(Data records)
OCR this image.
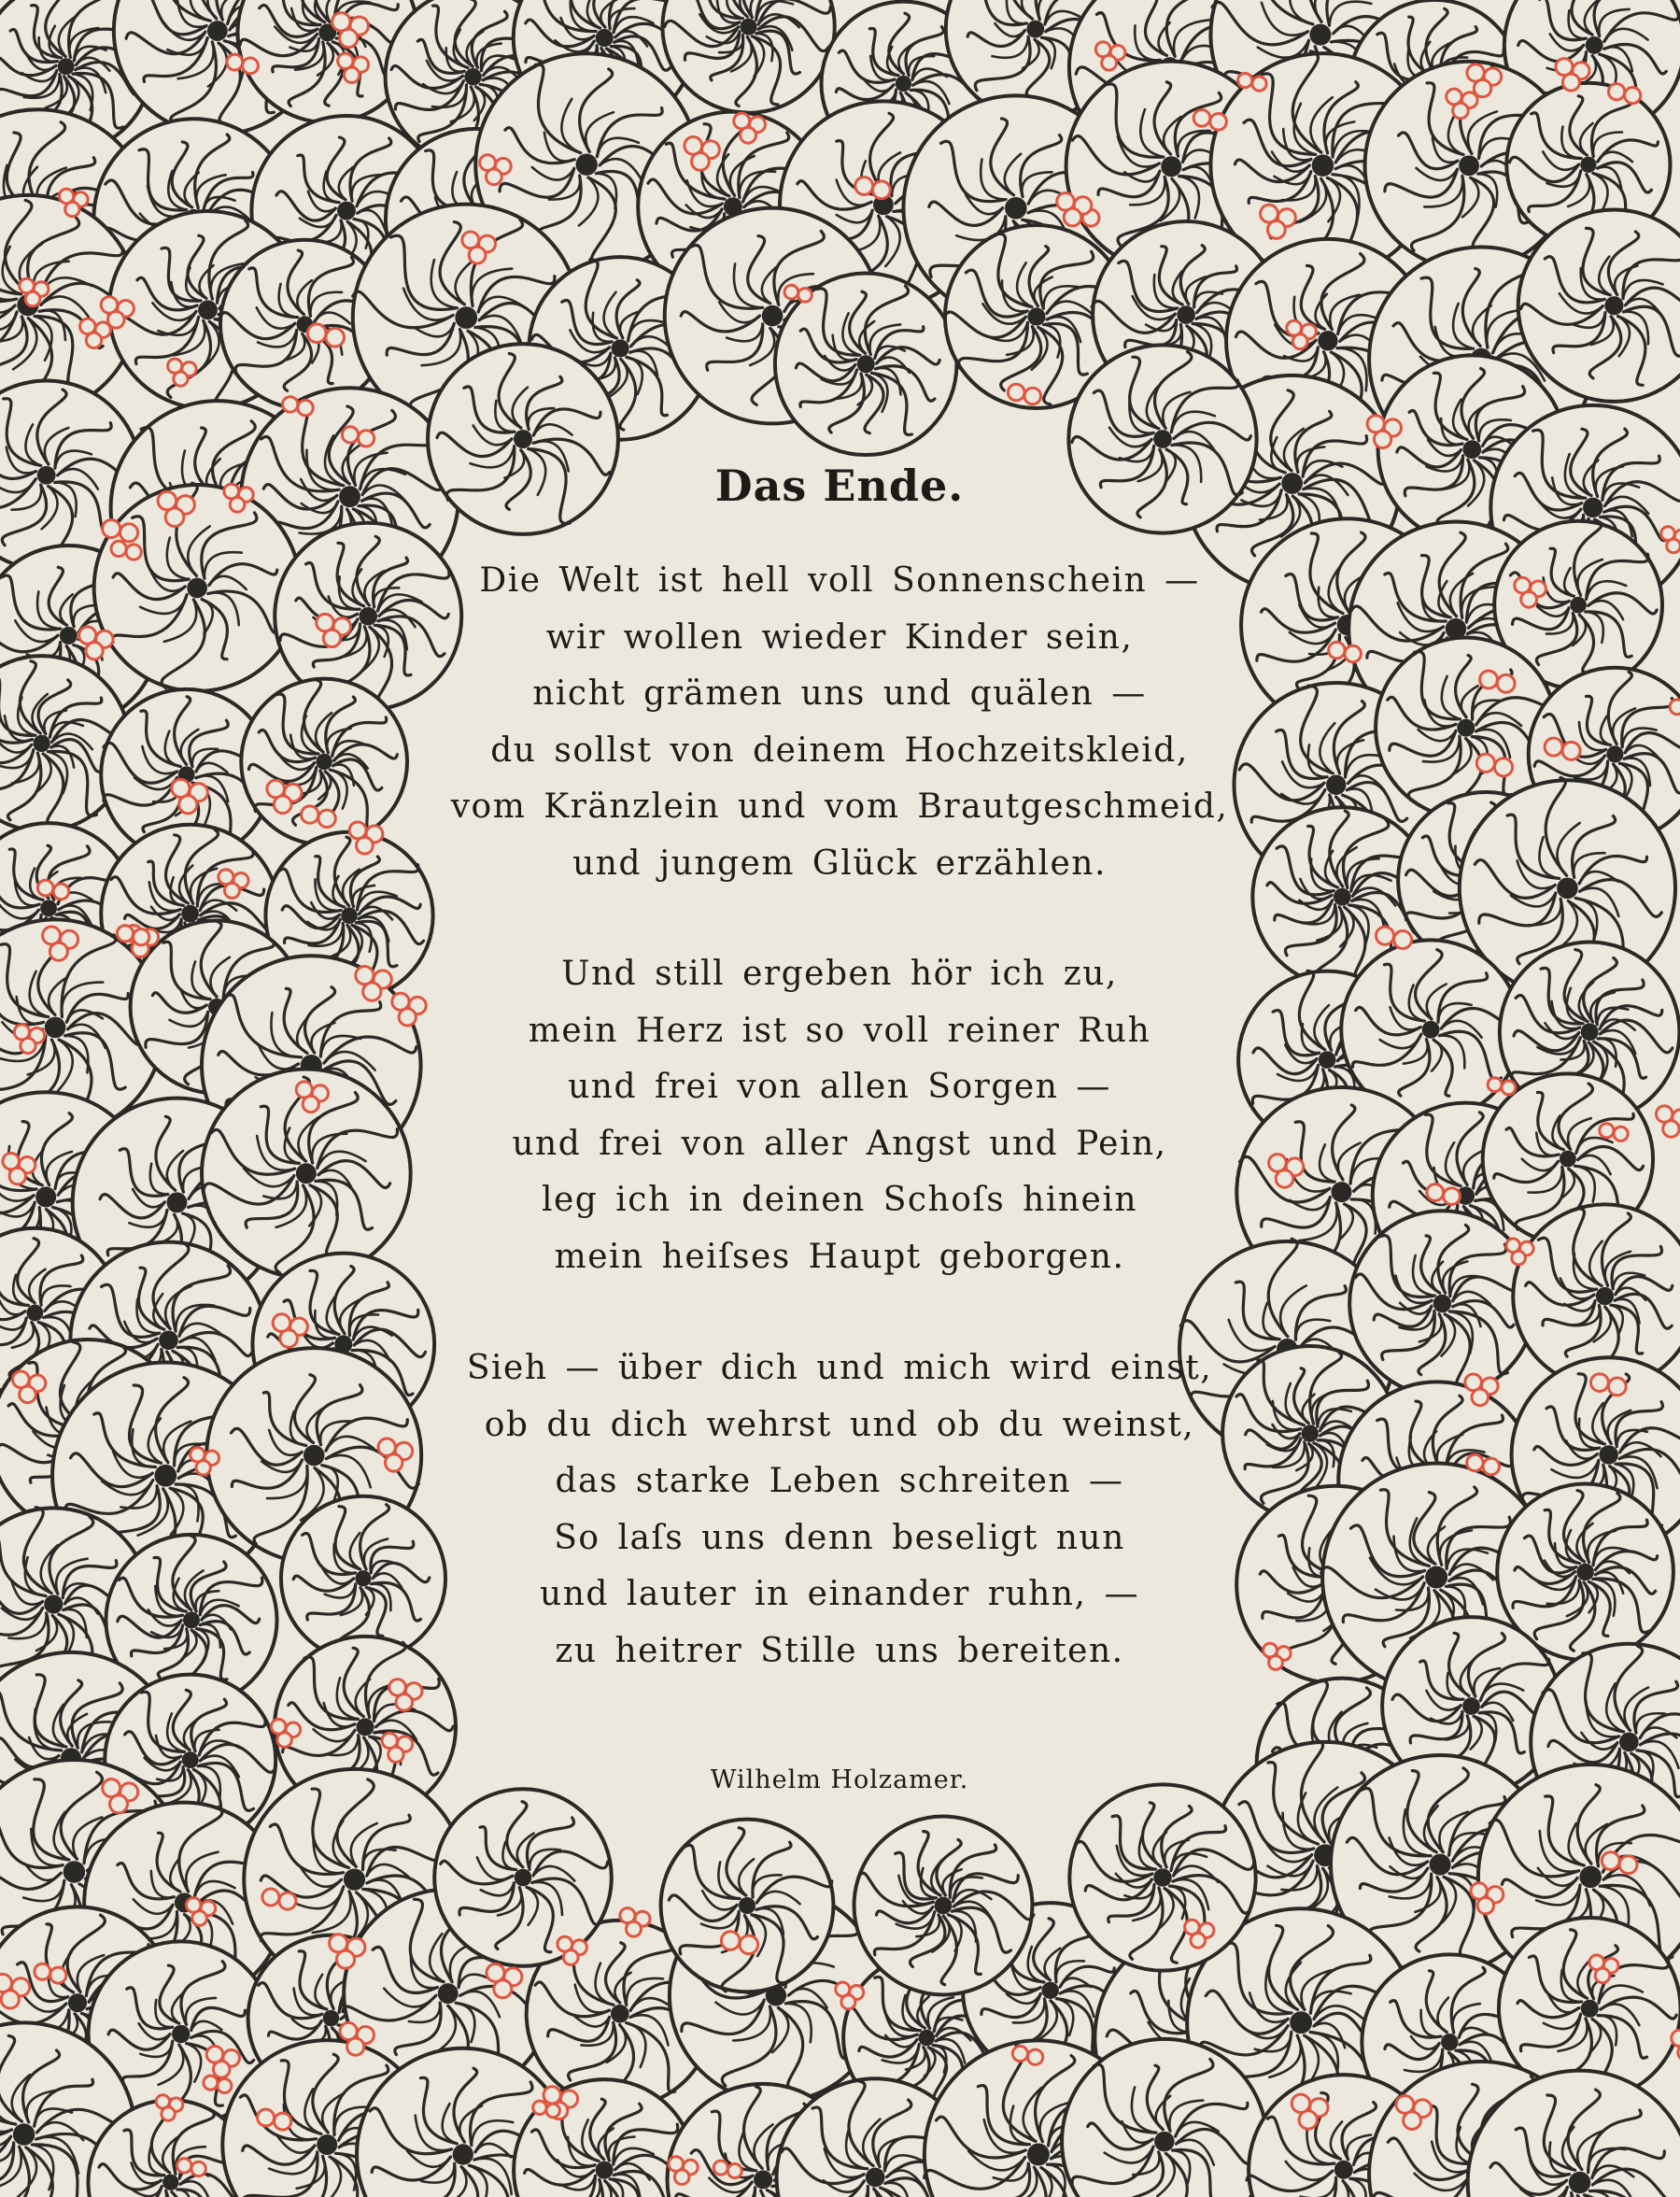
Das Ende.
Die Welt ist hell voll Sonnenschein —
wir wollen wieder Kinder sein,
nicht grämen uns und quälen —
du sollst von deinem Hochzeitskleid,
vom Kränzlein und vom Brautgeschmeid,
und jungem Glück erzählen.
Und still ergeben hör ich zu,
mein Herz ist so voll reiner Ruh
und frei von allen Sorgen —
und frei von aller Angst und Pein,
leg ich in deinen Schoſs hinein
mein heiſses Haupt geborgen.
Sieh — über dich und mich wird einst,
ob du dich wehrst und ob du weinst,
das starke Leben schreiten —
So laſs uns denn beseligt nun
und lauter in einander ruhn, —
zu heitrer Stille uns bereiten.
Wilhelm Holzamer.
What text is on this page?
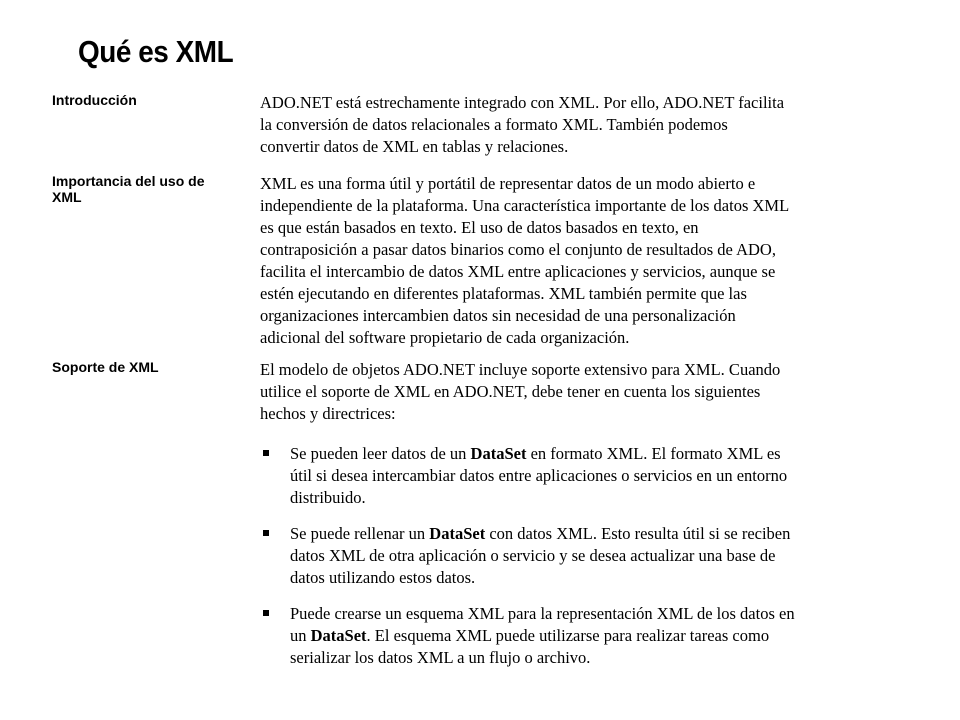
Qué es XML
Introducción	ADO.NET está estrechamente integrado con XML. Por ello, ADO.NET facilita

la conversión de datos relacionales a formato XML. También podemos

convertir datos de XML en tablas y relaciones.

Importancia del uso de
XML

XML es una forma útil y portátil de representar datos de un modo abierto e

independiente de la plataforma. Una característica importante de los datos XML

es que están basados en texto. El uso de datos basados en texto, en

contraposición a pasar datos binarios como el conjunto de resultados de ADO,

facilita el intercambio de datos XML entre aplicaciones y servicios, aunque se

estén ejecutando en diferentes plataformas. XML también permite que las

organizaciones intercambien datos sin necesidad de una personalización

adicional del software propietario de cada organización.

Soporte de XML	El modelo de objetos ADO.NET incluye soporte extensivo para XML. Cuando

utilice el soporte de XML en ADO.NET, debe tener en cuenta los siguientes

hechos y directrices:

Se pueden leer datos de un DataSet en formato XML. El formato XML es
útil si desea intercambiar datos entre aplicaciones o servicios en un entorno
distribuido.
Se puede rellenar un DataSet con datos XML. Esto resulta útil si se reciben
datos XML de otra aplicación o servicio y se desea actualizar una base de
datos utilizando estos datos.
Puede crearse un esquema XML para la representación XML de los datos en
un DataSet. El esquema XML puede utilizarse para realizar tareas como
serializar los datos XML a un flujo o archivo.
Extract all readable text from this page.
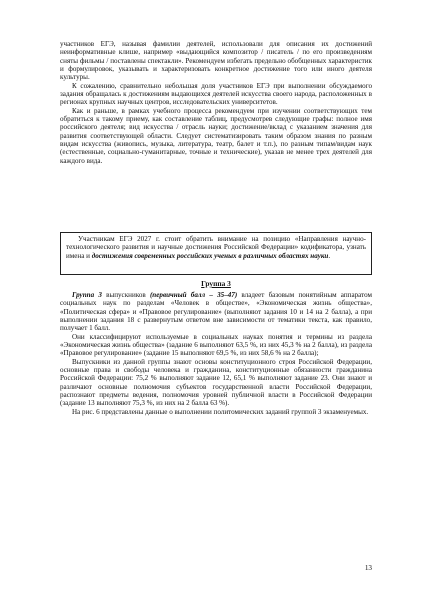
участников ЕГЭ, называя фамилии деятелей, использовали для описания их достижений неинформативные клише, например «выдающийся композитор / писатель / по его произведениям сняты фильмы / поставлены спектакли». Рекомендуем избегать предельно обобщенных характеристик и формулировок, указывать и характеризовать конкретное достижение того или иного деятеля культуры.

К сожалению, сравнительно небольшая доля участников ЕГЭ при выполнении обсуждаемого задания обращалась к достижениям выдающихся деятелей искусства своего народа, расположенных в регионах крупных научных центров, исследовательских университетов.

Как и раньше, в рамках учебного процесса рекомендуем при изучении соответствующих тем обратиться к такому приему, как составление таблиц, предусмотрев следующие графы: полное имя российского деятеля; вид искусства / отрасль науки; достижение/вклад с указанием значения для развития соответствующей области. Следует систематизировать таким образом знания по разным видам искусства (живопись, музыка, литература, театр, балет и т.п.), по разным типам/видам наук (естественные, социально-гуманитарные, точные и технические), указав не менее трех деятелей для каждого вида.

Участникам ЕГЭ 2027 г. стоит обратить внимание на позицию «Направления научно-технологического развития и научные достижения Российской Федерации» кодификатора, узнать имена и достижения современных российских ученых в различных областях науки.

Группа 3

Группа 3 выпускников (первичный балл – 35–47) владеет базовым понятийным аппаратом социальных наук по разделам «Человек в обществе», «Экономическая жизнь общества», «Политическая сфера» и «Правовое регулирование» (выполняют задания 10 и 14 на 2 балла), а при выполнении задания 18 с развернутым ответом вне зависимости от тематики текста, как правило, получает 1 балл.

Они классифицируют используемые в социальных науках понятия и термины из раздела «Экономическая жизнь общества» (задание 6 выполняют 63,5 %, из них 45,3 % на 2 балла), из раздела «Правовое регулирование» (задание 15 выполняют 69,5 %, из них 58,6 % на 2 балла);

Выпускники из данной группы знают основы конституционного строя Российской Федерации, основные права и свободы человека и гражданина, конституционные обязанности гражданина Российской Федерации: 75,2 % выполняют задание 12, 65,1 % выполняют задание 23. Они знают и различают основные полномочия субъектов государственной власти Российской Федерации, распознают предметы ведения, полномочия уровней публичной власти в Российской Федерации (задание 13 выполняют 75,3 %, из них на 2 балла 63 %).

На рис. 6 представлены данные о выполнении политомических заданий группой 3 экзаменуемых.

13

**Exercise instructions:** Retype everything in the material word for word, minus pictures.

**Response:**
OCR this image.
Das Ende.
Die Welt ist hell voll Sonnenschein —
wir wollen wieder Kinder sein,
nicht grämen uns und quälen —
du sollst von deinem Hochzeitskleid,
vom Kränzlein und vom Brautgeschmeid,
und jungem Glück erzählen.
Und still ergeben hör ich zu,
mein Herz ist so voll reiner Ruh
und frei von allen Sorgen —
und frei von aller Angst und Pein,
leg ich in deinen Schoſs hinein
mein heiſses Haupt geborgen.
Sieh — über dich und mich wird einst,
ob du dich wehrst und ob du weinst,
das starke Leben schreiten —
So laſs uns denn beseligt nun
und lauter in einander ruhn, —
zu heitrer Stille uns bereiten.
Wilhelm Holzamer.
What text is on this page?
Qué es XML
Introducción	ADO.NET está estrechamente integrado con XML. Por ello, ADO.NET facilita

la conversión de datos relacionales a formato XML. También podemos

convertir datos de XML en tablas y relaciones.

Importancia del uso de
XML

XML es una forma útil y portátil de representar datos de un modo abierto e

independiente de la plataforma. Una característica importante de los datos XML

es que están basados en texto. El uso de datos basados en texto, en

contraposición a pasar datos binarios como el conjunto de resultados de ADO,

facilita el intercambio de datos XML entre aplicaciones y servicios, aunque se

estén ejecutando en diferentes plataformas. XML también permite que las

organizaciones intercambien datos sin necesidad de una personalización

adicional del software propietario de cada organización.

Soporte de XML	El modelo de objetos ADO.NET incluye soporte extensivo para XML. Cuando

utilice el soporte de XML en ADO.NET, debe tener en cuenta los siguientes

hechos y directrices:

Se pueden leer datos de un DataSet en formato XML. El formato XML es
útil si desea intercambiar datos entre aplicaciones o servicios en un entorno
distribuido.
Se puede rellenar un DataSet con datos XML. Esto resulta útil si se reciben
datos XML de otra aplicación o servicio y se desea actualizar una base de
datos utilizando estos datos.
Puede crearse un esquema XML para la representación XML de los datos en
un DataSet. El esquema XML puede utilizarse para realizar tareas como
serializar los datos XML a un flujo o archivo.
Extract all readable text from this page.
участников ЕГЭ, называя фамилии деятелей, использовали для описания их достижений неинформативные клише, например «выдающийся композитор / писатель / по его произведениям сняты фильмы / поставлены спектакли». Рекомендуем избегать предельно обобщенных характеристик и формулировок, указывать и характеризовать конкретное достижение того или иного деятеля культуры.

К сожалению, сравнительно небольшая доля участников ЕГЭ при выполнении обсуждаемого задания обращалась к достижениям выдающихся деятелей искусства своего народа, расположенных в регионах крупных научных центров, исследовательских университетов.

Как и раньше, в рамках учебного процесса рекомендуем при изучении соответствующих тем обратиться к такому приему, как составление таблиц, предусмотрев следующие графы: полное имя российского деятеля; вид искусства / отрасль науки; достижение/вклад с указанием значения для развития соответствующей области. Следует систематизировать таким образом знания по разным видам искусства (живопись, музыка, литература, театр, балет и т.п.), по разным типам/видам наук (естественные, социально-гуманитарные, точные и технические), указав не менее трех деятелей для каждого вида.

Участникам ЕГЭ 2027 г. стоит обратить внимание на позицию «Направления научно-технологического развития и научные достижения Российской Федерации» кодификатора, узнать имена и достижения современных российских ученых в различных областях науки.

Группа 3

Группа 3 выпускников (первичный балл – 35–47) владеет базовым понятийным аппаратом социальных наук по разделам «Человек в обществе», «Экономическая жизнь общества», «Политическая сфера» и «Правовое регулирование» (выполняют задания 10 и 14 на 2 балла), а при выполнении задания 18 с развернутым ответом вне зависимости от тематики текста, как правило, получает 1 балл.

Они классифицируют используемые в социальных науках понятия и термины из раздела «Экономическая жизнь общества» (задание 6 выполняют 63,5 %, из них 45,3 % на 2 балла), из раздела «Правовое регулирование» (задание 15 выполняют 69,5 %, из них 58,6 % на 2 балла);

Выпускники из данной группы знают основы конституционного строя Российской Федерации, основные права и свободы человека и гражданина, конституционные обязанности гражданина Российской Федерации: 75,2 % выполняют задание 12, 65,1 % выполняют задание 23. Они знают и различают основные полномочия субъектов государственной власти Российской Федерации, распознают предметы ведения, полномочия уровней публичной власти в Российской Федерации (задание 13 выполняют 75,3 %, из них на 2 балла 63 %).

На рис. 6 представлены данные о выполнении политомических заданий группой 3 экзаменуемых.

13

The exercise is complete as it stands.